Structured figure records:
-*-
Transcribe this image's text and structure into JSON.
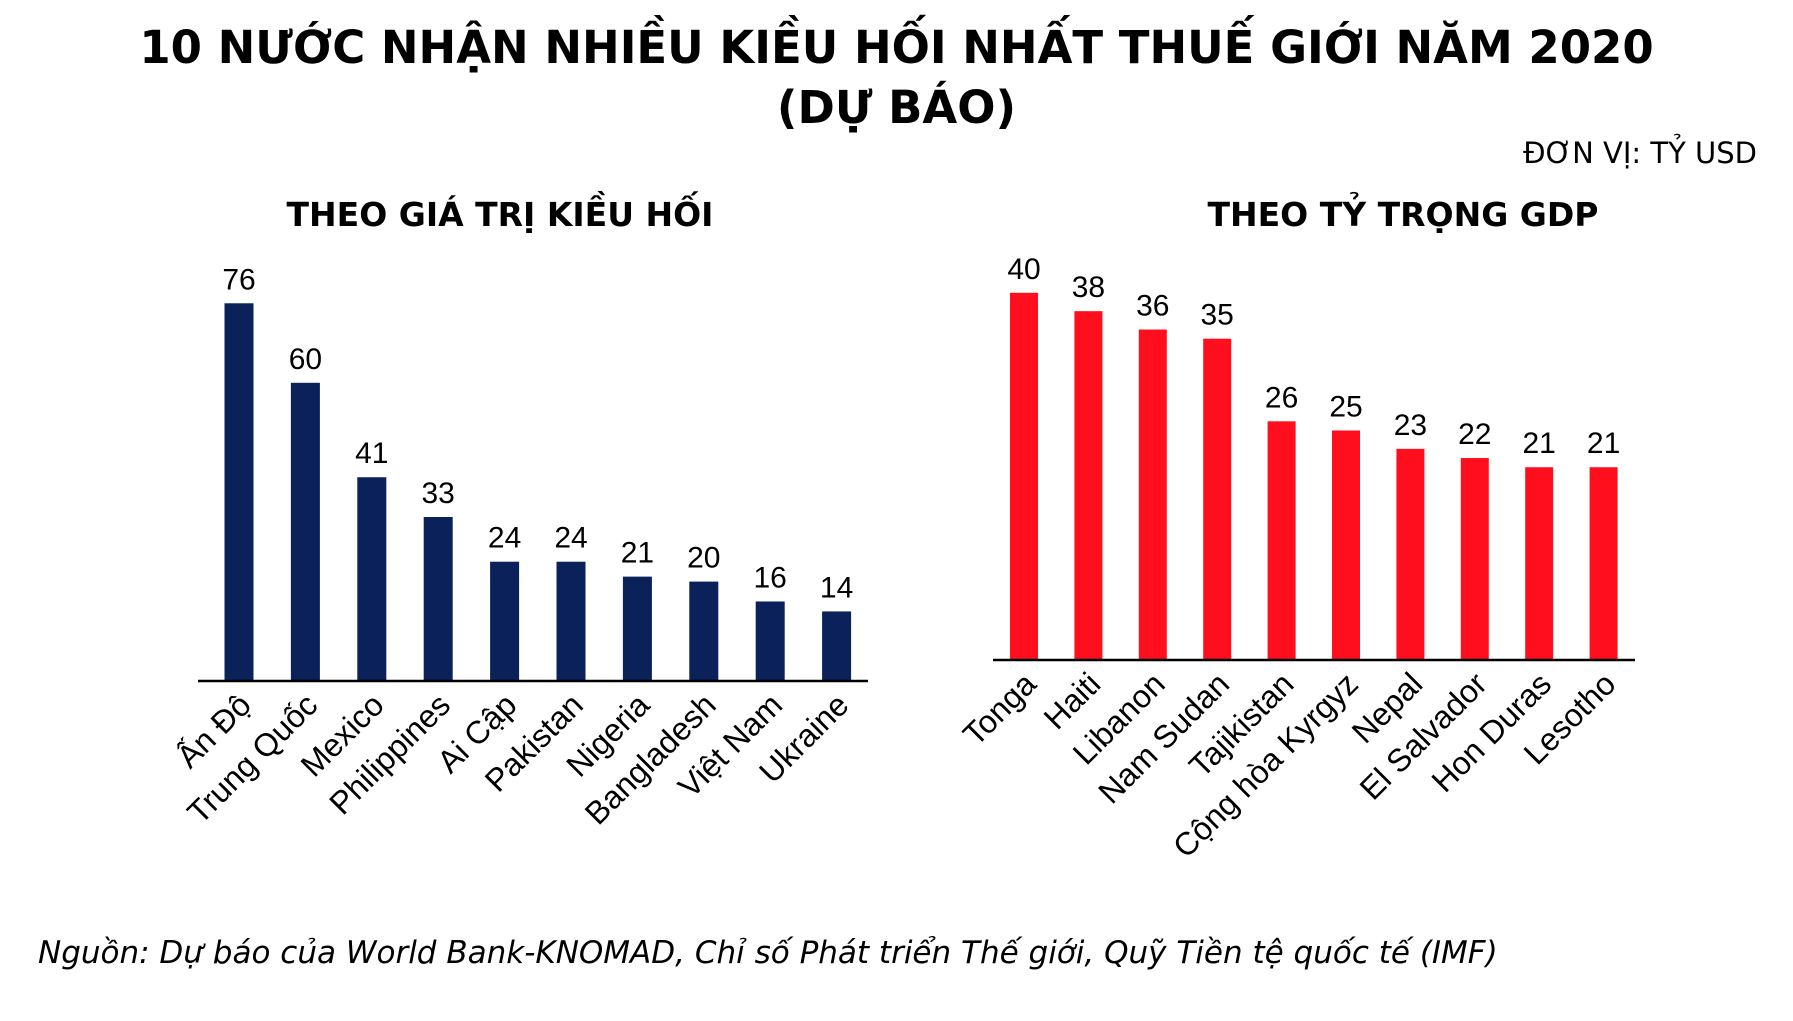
{
  "title_line1": "10 NƯỚC NHẬN NHIỀU KIỀU HỐI NHẤT THUẾ GIỚI NĂM 2020",
  "title_line2": "(DỰ BÁO)",
  "unit": "ĐƠN VỊ: TỶ USD",
  "source": "Nguồn: Dự báo của World Bank-KNOMAD, Chỉ số Phát triển Thế giới, Quỹ Tiền tệ quốc tế (IMF)",
  "chart_data": [
    {
      "type": "bar",
      "title": "THEO GIÁ TRỊ KIỀU HỐI",
      "categories": [
        "Ấn Độ",
        "Trung Quốc",
        "Mexico",
        "Philippines",
        "Ai Cập",
        "Pakistan",
        "Nigeria",
        "Bangladesh",
        "Việt Nam",
        "Ukraine"
      ],
      "values": [
        76,
        60,
        41,
        33,
        24,
        24,
        21,
        20,
        16,
        14
      ],
      "color": "#0b215a",
      "grid": false,
      "data_labels": true
    },
    {
      "type": "bar",
      "title": "THEO TỶ TRỌNG GDP",
      "categories": [
        "Tonga",
        "Haiti",
        "Libanon",
        "Nam Sudan",
        "Tajikistan",
        "Cộng hòa Kyrgyz",
        "Nepal",
        "El Salvador",
        "Hon Duras",
        "Lesotho"
      ],
      "values": [
        40,
        38,
        36,
        35,
        26,
        25,
        23,
        22,
        21,
        21
      ],
      "color": "#ff0f1e",
      "grid": false,
      "data_labels": true
    }
  ]
}
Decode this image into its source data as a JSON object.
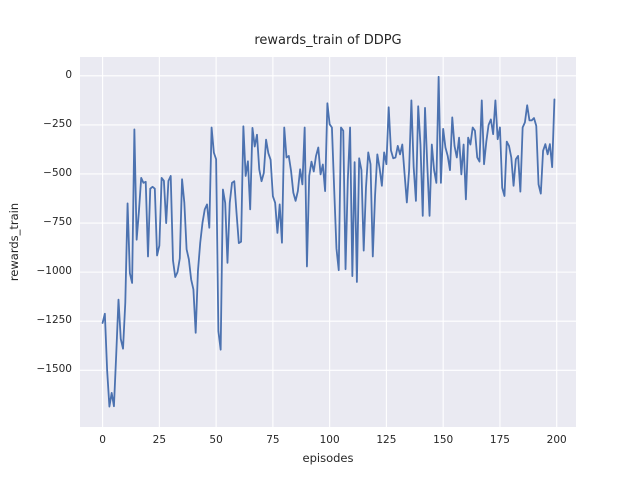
{
  "colors": {
    "line": "#4c72b0",
    "axes_background": "#eaeaf2",
    "grid": "#ffffff",
    "text": "#262626",
    "figure_background": "#ffffff"
  },
  "chart_data": {
    "type": "line",
    "title": "rewards_train of DDPG",
    "xlabel": "episodes",
    "ylabel": "rewards_train",
    "legend": "none",
    "grid": "on",
    "x_description": "episode index 0..199, one point per episode",
    "xlim": [
      -9.95,
      208.5
    ],
    "ylim": [
      -1789,
      96
    ],
    "xticks": [
      0,
      25,
      50,
      75,
      100,
      125,
      150,
      175,
      200
    ],
    "yticks": [
      0,
      -250,
      -500,
      -750,
      -1000,
      -1250,
      -1500
    ],
    "series": [
      {
        "name": "rewards_train",
        "values": [
          -1259,
          -1212,
          -1500,
          -1685,
          -1615,
          -1683,
          -1420,
          -1140,
          -1340,
          -1390,
          -1155,
          -650,
          -1005,
          -1055,
          -273,
          -835,
          -690,
          -520,
          -545,
          -540,
          -920,
          -575,
          -565,
          -575,
          -915,
          -865,
          -520,
          -535,
          -750,
          -535,
          -510,
          -940,
          -1025,
          -1000,
          -930,
          -527,
          -646,
          -884,
          -935,
          -1037,
          -1088,
          -1309,
          -994,
          -850,
          -748,
          -680,
          -655,
          -774,
          -263,
          -391,
          -425,
          -1301,
          -1395,
          -579,
          -647,
          -953,
          -647,
          -545,
          -537,
          -700,
          -852,
          -845,
          -257,
          -510,
          -435,
          -680,
          -265,
          -360,
          -300,
          -477,
          -537,
          -495,
          -325,
          -394,
          -428,
          -613,
          -647,
          -800,
          -655,
          -850,
          -263,
          -416,
          -408,
          -484,
          -595,
          -637,
          -587,
          -476,
          -553,
          -263,
          -971,
          -510,
          -437,
          -487,
          -408,
          -365,
          -502,
          -452,
          -587,
          -140,
          -247,
          -263,
          -578,
          -880,
          -990,
          -263,
          -280,
          -985,
          -530,
          -263,
          -1020,
          -440,
          -1050,
          -420,
          -480,
          -890,
          -570,
          -390,
          -450,
          -920,
          -610,
          -400,
          -470,
          -560,
          -390,
          -450,
          -160,
          -380,
          -420,
          -416,
          -357,
          -400,
          -350,
          -500,
          -645,
          -480,
          -125,
          -465,
          -637,
          -155,
          -350,
          -713,
          -163,
          -455,
          -713,
          -350,
          -480,
          -545,
          -5,
          -545,
          -270,
          -365,
          -408,
          -480,
          -212,
          -357,
          -416,
          -315,
          -502,
          -350,
          -629,
          -315,
          -350,
          -263,
          -280,
          -416,
          -437,
          -125,
          -450,
          -335,
          -250,
          -222,
          -297,
          -125,
          -323,
          -263,
          -570,
          -612,
          -335,
          -357,
          -416,
          -560,
          -425,
          -408,
          -590,
          -263,
          -237,
          -150,
          -227,
          -227,
          -215,
          -255,
          -553,
          -600,
          -382,
          -348,
          -400,
          -348,
          -465,
          -120
        ]
      }
    ]
  }
}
-*-
TASK PROMPT: Extract every line that has the string "text" in it.

PROBLEM SOLUTION:
Transcribe this image's text and structure into JSON.
    "text": "#262626",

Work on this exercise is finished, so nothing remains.